GOAL OF THE EXERCISE:
Omit images. Retype all entries verbatim.

Stored data:

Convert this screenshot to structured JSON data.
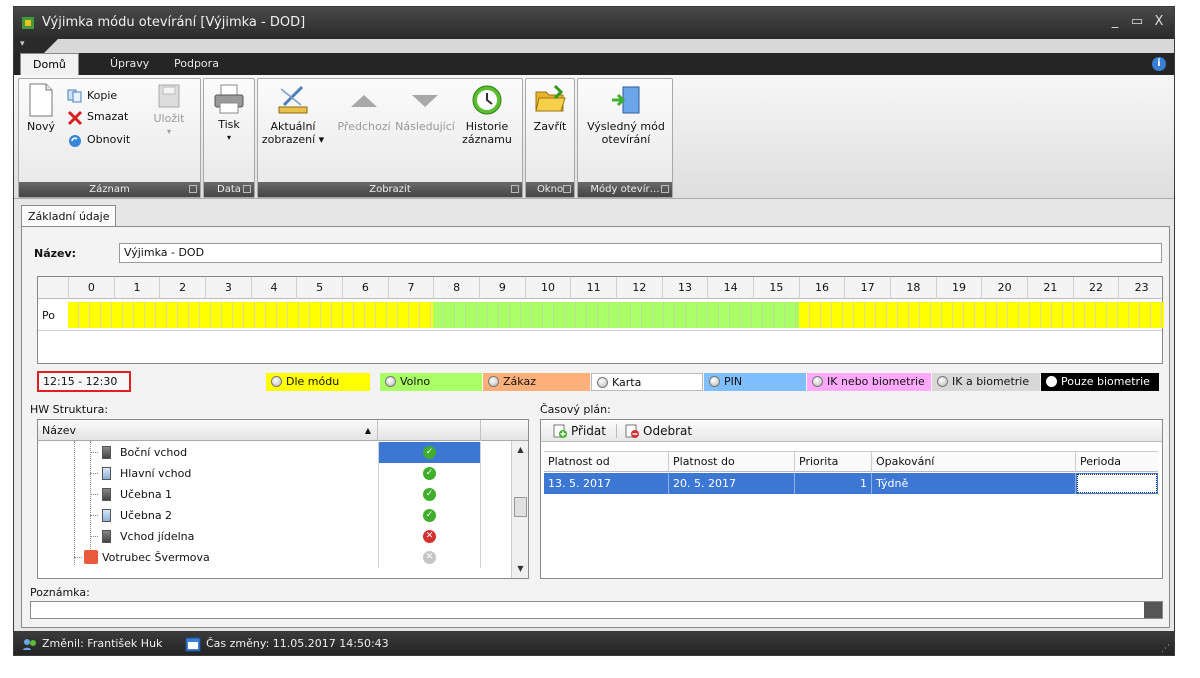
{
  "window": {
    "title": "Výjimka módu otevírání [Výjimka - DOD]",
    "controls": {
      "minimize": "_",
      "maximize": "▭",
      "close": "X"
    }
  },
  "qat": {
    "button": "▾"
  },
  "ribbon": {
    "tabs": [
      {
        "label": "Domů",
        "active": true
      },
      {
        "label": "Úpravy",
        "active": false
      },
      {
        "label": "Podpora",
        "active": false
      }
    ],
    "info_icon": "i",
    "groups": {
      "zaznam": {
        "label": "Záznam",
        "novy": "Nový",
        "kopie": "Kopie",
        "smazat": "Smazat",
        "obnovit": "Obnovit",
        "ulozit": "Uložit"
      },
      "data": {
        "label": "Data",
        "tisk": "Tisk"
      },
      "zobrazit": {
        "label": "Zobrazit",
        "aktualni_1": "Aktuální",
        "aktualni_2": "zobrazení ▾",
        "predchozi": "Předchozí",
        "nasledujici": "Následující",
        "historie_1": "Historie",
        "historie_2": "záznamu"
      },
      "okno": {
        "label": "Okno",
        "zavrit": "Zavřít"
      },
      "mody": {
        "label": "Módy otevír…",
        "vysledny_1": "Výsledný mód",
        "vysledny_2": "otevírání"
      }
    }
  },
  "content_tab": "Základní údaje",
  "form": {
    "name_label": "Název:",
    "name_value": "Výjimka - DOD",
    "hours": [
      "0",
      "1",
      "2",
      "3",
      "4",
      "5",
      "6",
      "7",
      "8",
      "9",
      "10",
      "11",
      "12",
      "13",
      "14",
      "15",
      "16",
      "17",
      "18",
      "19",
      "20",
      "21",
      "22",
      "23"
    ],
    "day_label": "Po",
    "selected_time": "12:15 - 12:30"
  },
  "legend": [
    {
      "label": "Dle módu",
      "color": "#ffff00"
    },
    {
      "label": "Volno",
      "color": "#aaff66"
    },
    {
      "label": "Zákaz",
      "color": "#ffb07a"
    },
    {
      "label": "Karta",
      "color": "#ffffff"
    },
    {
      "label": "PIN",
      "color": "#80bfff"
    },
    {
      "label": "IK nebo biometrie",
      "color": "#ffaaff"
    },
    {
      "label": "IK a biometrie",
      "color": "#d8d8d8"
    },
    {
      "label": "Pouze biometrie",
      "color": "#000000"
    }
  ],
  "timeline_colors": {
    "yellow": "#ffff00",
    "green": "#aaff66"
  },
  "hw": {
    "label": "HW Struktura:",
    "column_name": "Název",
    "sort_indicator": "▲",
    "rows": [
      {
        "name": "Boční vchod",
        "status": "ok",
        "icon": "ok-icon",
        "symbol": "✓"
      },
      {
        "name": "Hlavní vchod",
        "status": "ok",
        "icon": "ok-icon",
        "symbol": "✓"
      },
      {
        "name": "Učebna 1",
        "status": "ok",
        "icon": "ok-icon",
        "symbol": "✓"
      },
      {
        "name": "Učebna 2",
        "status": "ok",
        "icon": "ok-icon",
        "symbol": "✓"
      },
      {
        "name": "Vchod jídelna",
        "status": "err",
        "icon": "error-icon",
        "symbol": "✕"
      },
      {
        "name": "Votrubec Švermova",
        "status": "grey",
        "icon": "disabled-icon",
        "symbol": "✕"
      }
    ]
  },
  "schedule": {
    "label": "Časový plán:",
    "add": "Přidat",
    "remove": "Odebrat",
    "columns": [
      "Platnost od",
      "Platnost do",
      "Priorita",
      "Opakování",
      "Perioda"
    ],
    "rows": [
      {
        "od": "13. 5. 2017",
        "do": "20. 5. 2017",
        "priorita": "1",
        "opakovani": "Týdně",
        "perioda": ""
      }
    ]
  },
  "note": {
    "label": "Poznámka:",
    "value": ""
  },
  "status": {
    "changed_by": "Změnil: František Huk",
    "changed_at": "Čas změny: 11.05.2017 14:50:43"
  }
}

EXERCISE RESULT:
Convert this screenshot to structured JSON data.
{
  "window": {
    "title": "Výjimka módu otevírání [Výjimka - DOD]",
    "controls": {
      "minimize": "_",
      "maximize": "▭",
      "close": "X"
    }
  },
  "qat": {
    "button": "▾"
  },
  "ribbon": {
    "tabs": [
      {
        "label": "Domů",
        "active": true
      },
      {
        "label": "Úpravy",
        "active": false
      },
      {
        "label": "Podpora",
        "active": false
      }
    ],
    "info_icon": "i",
    "groups": {
      "zaznam": {
        "label": "Záznam",
        "novy": "Nový",
        "kopie": "Kopie",
        "smazat": "Smazat",
        "obnovit": "Obnovit",
        "ulozit": "Uložit"
      },
      "data": {
        "label": "Data",
        "tisk": "Tisk"
      },
      "zobrazit": {
        "label": "Zobrazit",
        "aktualni_1": "Aktuální",
        "aktualni_2": "zobrazení ▾",
        "predchozi": "Předchozí",
        "nasledujici": "Následující",
        "historie_1": "Historie",
        "historie_2": "záznamu"
      },
      "okno": {
        "label": "Okno",
        "zavrit": "Zavřít"
      },
      "mody": {
        "label": "Módy otevír…",
        "vysledny_1": "Výsledný mód",
        "vysledny_2": "otevírání"
      }
    }
  },
  "content_tab": "Základní údaje",
  "form": {
    "name_label": "Název:",
    "name_value": "Výjimka - DOD",
    "hours": [
      "0",
      "1",
      "2",
      "3",
      "4",
      "5",
      "6",
      "7",
      "8",
      "9",
      "10",
      "11",
      "12",
      "13",
      "14",
      "15",
      "16",
      "17",
      "18",
      "19",
      "20",
      "21",
      "22",
      "23"
    ],
    "day_label": "Po",
    "selected_time": "12:15 - 12:30"
  },
  "legend": [
    {
      "label": "Dle módu",
      "color": "#ffff00"
    },
    {
      "label": "Volno",
      "color": "#aaff66"
    },
    {
      "label": "Zákaz",
      "color": "#ffb07a"
    },
    {
      "label": "Karta",
      "color": "#ffffff"
    },
    {
      "label": "PIN",
      "color": "#80bfff"
    },
    {
      "label": "IK nebo biometrie",
      "color": "#ffaaff"
    },
    {
      "label": "IK a biometrie",
      "color": "#d8d8d8"
    },
    {
      "label": "Pouze biometrie",
      "color": "#000000"
    }
  ],
  "timeline_colors": {
    "yellow": "#ffff00",
    "green": "#aaff66"
  },
  "hw": {
    "label": "HW Struktura:",
    "column_name": "Název",
    "sort_indicator": "▲",
    "rows": [
      {
        "name": "Boční vchod",
        "status": "ok",
        "icon": "ok-icon",
        "symbol": "✓"
      },
      {
        "name": "Hlavní vchod",
        "status": "ok",
        "icon": "ok-icon",
        "symbol": "✓"
      },
      {
        "name": "Učebna 1",
        "status": "ok",
        "icon": "ok-icon",
        "symbol": "✓"
      },
      {
        "name": "Učebna 2",
        "status": "ok",
        "icon": "ok-icon",
        "symbol": "✓"
      },
      {
        "name": "Vchod jídelna",
        "status": "err",
        "icon": "error-icon",
        "symbol": "✕"
      },
      {
        "name": "Votrubec Švermova",
        "status": "grey",
        "icon": "disabled-icon",
        "symbol": "✕"
      }
    ]
  },
  "schedule": {
    "label": "Časový plán:",
    "add": "Přidat",
    "remove": "Odebrat",
    "columns": [
      "Platnost od",
      "Platnost do",
      "Priorita",
      "Opakování",
      "Perioda"
    ],
    "rows": [
      {
        "od": "13. 5. 2017",
        "do": "20. 5. 2017",
        "priorita": "1",
        "opakovani": "Týdně",
        "perioda": ""
      }
    ]
  },
  "note": {
    "label": "Poznámka:",
    "value": ""
  },
  "status": {
    "changed_by": "Změnil: František Huk",
    "changed_at": "Čas změny: 11.05.2017 14:50:43"
  }
}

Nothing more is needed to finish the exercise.